#### PROBLEM TO SOLVE:
Go through the data below. List every line that holds the word "which".

┄┄┄┄┄┄┄┄┄┄

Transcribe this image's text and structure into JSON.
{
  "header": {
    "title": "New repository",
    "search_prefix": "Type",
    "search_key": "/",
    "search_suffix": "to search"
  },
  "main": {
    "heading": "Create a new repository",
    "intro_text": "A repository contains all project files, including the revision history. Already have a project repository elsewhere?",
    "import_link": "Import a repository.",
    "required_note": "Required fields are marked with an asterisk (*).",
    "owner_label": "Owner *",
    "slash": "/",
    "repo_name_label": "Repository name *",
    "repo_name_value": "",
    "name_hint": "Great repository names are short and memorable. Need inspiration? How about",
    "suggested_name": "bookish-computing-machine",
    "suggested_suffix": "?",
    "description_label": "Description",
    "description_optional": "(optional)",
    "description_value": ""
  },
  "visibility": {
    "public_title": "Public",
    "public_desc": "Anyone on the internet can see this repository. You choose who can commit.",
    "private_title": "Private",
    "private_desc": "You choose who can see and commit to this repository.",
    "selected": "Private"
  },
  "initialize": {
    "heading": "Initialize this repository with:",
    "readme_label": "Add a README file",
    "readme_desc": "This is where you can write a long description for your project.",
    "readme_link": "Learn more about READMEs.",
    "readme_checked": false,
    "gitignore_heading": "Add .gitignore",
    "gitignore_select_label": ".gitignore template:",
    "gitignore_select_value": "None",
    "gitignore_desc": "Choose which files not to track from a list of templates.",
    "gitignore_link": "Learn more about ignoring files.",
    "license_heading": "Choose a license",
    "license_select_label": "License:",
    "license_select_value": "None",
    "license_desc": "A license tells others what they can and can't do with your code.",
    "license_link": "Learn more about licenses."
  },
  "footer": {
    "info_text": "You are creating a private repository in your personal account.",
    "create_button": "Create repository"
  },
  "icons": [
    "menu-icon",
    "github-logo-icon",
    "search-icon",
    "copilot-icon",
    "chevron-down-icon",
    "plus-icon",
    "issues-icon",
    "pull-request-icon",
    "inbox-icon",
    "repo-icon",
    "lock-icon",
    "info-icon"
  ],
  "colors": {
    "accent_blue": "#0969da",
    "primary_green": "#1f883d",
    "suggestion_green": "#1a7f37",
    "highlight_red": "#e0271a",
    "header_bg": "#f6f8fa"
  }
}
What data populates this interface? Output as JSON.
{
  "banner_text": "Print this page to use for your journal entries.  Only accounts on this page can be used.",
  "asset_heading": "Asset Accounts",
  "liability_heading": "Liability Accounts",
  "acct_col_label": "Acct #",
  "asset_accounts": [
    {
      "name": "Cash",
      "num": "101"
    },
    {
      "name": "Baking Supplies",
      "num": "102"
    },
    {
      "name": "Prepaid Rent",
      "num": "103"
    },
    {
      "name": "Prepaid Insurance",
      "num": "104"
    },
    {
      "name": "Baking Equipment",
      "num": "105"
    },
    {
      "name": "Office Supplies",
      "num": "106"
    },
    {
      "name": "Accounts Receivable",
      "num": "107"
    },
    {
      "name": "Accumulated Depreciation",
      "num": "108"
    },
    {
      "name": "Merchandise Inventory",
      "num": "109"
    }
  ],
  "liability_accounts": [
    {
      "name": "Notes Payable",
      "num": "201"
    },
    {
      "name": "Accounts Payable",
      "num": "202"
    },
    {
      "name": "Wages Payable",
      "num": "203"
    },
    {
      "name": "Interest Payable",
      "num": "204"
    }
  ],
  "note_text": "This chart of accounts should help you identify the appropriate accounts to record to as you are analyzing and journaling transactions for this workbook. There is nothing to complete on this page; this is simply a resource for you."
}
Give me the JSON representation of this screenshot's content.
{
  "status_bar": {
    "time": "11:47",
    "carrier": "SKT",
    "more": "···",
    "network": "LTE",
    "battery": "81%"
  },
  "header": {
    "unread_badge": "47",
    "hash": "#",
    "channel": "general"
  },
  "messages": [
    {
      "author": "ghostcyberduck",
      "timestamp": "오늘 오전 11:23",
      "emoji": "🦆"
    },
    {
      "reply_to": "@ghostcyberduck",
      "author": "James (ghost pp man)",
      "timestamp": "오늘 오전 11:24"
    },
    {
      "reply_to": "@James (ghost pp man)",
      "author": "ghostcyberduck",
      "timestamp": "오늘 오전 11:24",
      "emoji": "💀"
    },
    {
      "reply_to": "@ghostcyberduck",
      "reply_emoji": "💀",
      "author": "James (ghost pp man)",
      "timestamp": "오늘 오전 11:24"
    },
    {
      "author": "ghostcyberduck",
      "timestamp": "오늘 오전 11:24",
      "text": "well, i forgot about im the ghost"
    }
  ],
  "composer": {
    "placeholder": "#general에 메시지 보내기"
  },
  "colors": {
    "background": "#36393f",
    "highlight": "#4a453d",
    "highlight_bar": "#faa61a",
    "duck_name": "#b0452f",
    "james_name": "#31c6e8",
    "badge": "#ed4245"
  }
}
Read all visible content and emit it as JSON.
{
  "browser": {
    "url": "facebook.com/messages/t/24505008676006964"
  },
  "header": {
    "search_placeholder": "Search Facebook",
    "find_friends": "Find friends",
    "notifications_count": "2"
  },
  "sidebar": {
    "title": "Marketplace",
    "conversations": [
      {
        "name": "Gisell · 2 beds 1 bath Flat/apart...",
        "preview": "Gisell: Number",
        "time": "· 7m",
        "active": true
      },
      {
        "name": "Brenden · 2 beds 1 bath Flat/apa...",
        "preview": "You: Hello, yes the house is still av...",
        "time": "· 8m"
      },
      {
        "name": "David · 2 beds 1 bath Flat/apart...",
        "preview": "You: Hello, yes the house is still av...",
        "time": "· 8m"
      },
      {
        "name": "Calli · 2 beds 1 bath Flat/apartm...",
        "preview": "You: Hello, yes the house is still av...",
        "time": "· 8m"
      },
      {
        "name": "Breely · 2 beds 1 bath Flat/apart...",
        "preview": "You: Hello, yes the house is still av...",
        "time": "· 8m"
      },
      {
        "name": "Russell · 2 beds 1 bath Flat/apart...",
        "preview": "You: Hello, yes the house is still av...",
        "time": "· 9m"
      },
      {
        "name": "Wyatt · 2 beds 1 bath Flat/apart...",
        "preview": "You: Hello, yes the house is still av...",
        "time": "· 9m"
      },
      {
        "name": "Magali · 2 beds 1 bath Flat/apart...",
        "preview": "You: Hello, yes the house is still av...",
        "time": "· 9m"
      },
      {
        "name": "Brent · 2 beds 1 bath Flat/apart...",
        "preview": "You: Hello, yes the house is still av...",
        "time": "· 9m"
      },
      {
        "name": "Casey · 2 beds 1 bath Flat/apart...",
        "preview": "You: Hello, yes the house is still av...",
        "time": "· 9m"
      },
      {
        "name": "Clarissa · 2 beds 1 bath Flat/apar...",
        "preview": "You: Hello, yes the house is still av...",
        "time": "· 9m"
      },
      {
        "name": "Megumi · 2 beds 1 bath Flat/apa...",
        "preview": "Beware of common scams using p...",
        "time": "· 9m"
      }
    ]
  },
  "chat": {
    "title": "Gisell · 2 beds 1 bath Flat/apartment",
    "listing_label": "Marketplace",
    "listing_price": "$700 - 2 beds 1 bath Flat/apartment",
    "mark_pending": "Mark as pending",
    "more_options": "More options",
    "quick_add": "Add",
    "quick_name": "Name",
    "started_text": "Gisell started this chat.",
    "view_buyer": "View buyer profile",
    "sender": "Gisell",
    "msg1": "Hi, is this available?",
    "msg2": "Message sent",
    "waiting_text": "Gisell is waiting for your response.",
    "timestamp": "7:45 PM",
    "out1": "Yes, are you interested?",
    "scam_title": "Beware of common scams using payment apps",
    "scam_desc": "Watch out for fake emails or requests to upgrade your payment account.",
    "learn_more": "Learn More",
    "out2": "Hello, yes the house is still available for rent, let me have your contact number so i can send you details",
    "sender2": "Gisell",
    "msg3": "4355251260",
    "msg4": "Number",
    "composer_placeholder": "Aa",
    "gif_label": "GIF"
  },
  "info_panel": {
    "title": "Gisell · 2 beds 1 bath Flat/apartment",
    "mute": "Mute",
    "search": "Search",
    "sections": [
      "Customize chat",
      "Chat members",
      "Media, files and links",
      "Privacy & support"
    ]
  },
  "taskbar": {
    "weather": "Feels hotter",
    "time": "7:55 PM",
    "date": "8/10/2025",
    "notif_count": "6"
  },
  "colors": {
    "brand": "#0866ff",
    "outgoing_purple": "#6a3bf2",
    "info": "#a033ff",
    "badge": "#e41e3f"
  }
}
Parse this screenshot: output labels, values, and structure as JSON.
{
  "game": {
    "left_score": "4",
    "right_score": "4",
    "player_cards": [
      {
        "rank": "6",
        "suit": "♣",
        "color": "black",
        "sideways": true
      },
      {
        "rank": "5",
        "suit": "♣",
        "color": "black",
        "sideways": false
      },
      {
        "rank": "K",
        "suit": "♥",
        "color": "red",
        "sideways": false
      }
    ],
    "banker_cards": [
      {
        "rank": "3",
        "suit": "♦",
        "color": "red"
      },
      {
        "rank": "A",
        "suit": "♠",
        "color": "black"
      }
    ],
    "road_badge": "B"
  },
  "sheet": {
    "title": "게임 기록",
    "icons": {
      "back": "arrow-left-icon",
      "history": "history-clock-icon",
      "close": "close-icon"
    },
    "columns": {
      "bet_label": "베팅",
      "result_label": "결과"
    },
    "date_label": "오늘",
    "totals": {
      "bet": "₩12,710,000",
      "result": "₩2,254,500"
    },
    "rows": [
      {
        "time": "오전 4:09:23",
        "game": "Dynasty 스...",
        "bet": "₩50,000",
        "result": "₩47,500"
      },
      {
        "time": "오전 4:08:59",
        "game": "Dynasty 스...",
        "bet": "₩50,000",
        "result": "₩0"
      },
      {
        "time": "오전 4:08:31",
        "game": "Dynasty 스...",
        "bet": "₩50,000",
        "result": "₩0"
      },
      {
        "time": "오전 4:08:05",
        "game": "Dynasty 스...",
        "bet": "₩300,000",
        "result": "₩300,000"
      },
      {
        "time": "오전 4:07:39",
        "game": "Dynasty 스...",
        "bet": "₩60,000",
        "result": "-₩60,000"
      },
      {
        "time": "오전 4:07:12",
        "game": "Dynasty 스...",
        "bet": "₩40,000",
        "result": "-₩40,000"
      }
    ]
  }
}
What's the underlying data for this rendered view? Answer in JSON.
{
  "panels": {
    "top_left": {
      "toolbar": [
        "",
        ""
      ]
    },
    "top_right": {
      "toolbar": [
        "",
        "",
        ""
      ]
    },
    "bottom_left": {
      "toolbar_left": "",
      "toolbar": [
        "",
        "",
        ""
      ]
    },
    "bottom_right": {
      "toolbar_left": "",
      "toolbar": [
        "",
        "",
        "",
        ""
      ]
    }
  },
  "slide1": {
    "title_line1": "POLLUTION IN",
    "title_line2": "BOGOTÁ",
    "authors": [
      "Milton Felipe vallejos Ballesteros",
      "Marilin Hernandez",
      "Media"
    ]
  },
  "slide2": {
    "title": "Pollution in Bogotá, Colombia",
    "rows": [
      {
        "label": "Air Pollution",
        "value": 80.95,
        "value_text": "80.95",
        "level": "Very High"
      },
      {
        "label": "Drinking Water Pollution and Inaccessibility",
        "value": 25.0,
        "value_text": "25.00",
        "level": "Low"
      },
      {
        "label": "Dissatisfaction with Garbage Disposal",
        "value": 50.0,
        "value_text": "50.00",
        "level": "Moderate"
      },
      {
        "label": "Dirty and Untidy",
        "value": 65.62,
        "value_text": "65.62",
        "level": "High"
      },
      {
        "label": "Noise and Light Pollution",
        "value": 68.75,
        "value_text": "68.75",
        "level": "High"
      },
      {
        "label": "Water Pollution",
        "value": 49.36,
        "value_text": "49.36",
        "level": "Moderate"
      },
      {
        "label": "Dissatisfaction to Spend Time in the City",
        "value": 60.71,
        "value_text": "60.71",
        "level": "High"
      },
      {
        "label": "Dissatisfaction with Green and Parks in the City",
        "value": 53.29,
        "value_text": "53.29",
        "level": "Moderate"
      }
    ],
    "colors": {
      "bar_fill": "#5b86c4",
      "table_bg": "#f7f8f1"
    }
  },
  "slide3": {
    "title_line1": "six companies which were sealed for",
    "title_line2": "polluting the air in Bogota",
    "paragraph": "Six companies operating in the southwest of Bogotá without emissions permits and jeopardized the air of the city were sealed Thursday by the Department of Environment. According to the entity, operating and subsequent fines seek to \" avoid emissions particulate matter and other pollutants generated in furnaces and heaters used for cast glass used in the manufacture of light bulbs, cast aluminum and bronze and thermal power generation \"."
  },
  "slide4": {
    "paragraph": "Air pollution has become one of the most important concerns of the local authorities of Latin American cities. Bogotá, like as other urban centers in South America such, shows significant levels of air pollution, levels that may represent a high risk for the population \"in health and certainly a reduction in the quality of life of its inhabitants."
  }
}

┄┄┄┄┄┄┄┄┄┄

#### EXERCISE RESPONSE:
    "gitignore_desc": "Choose which files not to track from a list of templates.",
    "title_line1": "six companies which were sealed for",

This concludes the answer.